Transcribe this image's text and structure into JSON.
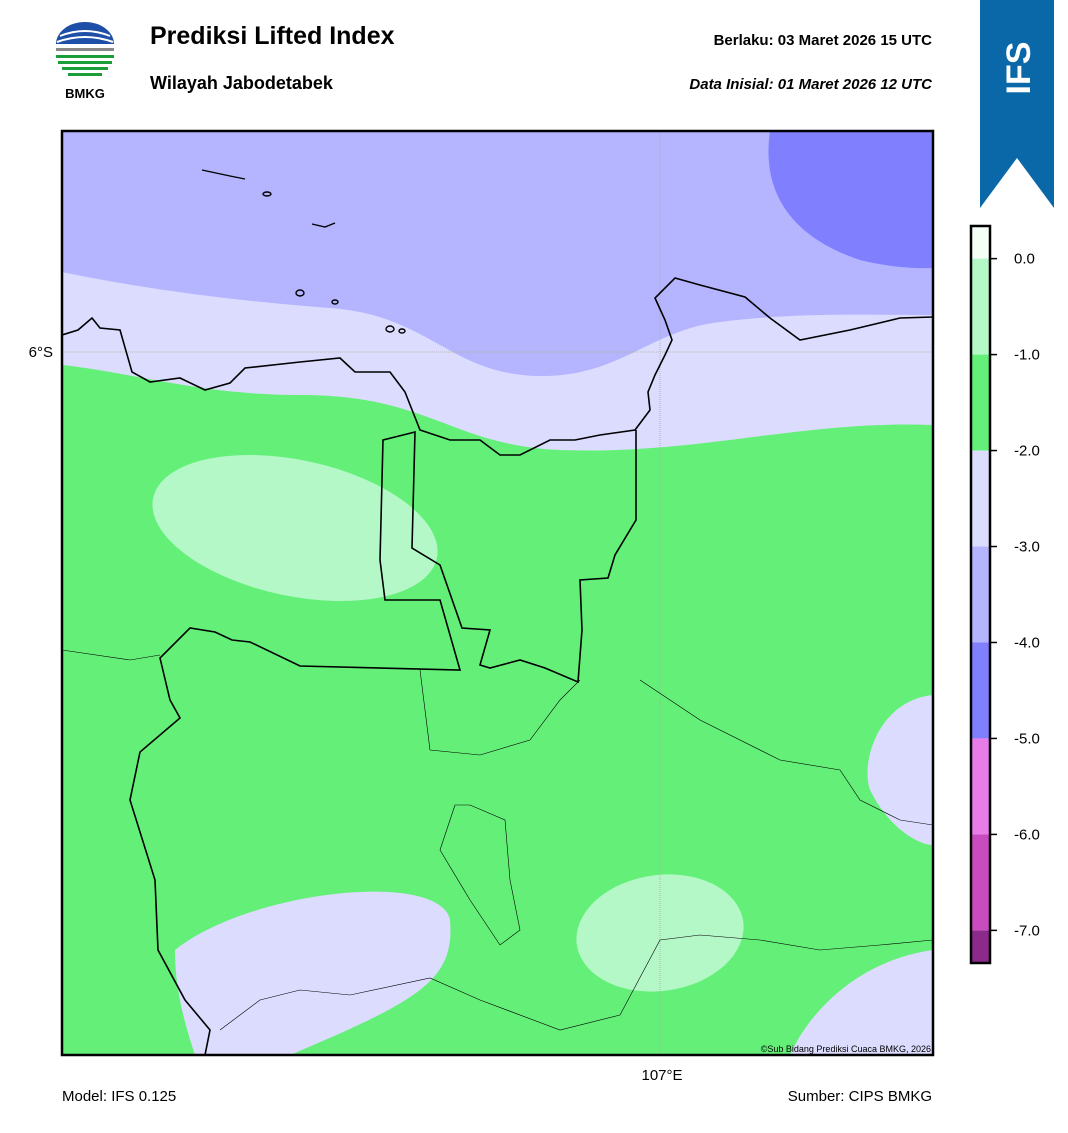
{
  "header": {
    "title": "Prediksi Lifted Index",
    "subtitle": "Wilayah Jabodetabek",
    "valid": "Berlaku:  03 Maret 2026 15 UTC",
    "initial": "Data Inisial:  01 Maret 2026 12 UTC",
    "logo_text": "BMKG",
    "badge": "IFS"
  },
  "map": {
    "lat_label": "6°S",
    "lon_label": "107°E",
    "credit": "©Sub Bidang Prediksi Cuaca BMKG, 2026"
  },
  "colorbar": {
    "lim": [
      -7.34,
      0.34
    ],
    "ticks": [
      {
        "value": 0,
        "label": "0.0"
      },
      {
        "value": -1,
        "label": "-1.0"
      },
      {
        "value": -2,
        "label": "-2.0"
      },
      {
        "value": -3,
        "label": "-3.0"
      },
      {
        "value": -4,
        "label": "-4.0"
      },
      {
        "value": -5,
        "label": "-5.0"
      },
      {
        "value": -6,
        "label": "-6.0"
      },
      {
        "value": -7,
        "label": "-7.0"
      }
    ],
    "colors": [
      "#f4fff6",
      "#b4f8c8",
      "#64f078",
      "#dcdcff",
      "#b4b4ff",
      "#8080ff",
      "#e87de8",
      "#c84cc0",
      "#8c2a8c"
    ]
  },
  "footer": {
    "model": "Model: IFS 0.125",
    "source": "Sumber: CIPS BMKG"
  }
}
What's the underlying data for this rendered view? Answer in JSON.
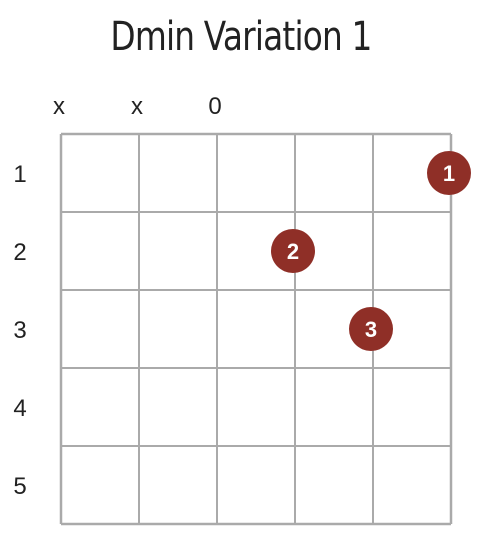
{
  "title": "Dmin Variation 1",
  "string_markers": [
    "x",
    "x",
    "0",
    "",
    "",
    ""
  ],
  "fret_labels": [
    "1",
    "2",
    "3",
    "4",
    "5"
  ],
  "fingers": [
    {
      "finger": "1",
      "string": 6,
      "fret": 1
    },
    {
      "finger": "2",
      "string": 4,
      "fret": 2
    },
    {
      "finger": "3",
      "string": 5,
      "fret": 3
    }
  ],
  "colors": {
    "dot": "#8f2f27",
    "grid": "#aaaaaa",
    "text": "#222222"
  }
}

**Work to be completed:**
Transcribe every line in the entries above, taking out only the images.

**Complete answer:**
Transcribe this image's text and structure into JSON.
{
  "header": {
    "title": "Prediksi Lifted Index",
    "subtitle": "Wilayah Jabodetabek",
    "valid": "Berlaku:  03 Maret 2026 15 UTC",
    "initial": "Data Inisial:  01 Maret 2026 12 UTC",
    "logo_text": "BMKG",
    "badge": "IFS"
  },
  "map": {
    "lat_label": "6°S",
    "lon_label": "107°E",
    "credit": "©Sub Bidang Prediksi Cuaca BMKG, 2026"
  },
  "colorbar": {
    "lim": [
      -7.34,
      0.34
    ],
    "ticks": [
      {
        "value": 0,
        "label": "0.0"
      },
      {
        "value": -1,
        "label": "-1.0"
      },
      {
        "value": -2,
        "label": "-2.0"
      },
      {
        "value": -3,
        "label": "-3.0"
      },
      {
        "value": -4,
        "label": "-4.0"
      },
      {
        "value": -5,
        "label": "-5.0"
      },
      {
        "value": -6,
        "label": "-6.0"
      },
      {
        "value": -7,
        "label": "-7.0"
      }
    ],
    "colors": [
      "#f4fff6",
      "#b4f8c8",
      "#64f078",
      "#dcdcff",
      "#b4b4ff",
      "#8080ff",
      "#e87de8",
      "#c84cc0",
      "#8c2a8c"
    ]
  },
  "footer": {
    "model": "Model: IFS 0.125",
    "source": "Sumber: CIPS BMKG"
  }
}
What's the underlying data for this rendered view? Answer in JSON.
{
  "title": "Dmin Variation 1",
  "string_markers": [
    "x",
    "x",
    "0",
    "",
    "",
    ""
  ],
  "fret_labels": [
    "1",
    "2",
    "3",
    "4",
    "5"
  ],
  "fingers": [
    {
      "finger": "1",
      "string": 6,
      "fret": 1
    },
    {
      "finger": "2",
      "string": 4,
      "fret": 2
    },
    {
      "finger": "3",
      "string": 5,
      "fret": 3
    }
  ],
  "colors": {
    "dot": "#8f2f27",
    "grid": "#aaaaaa",
    "text": "#222222"
  }
}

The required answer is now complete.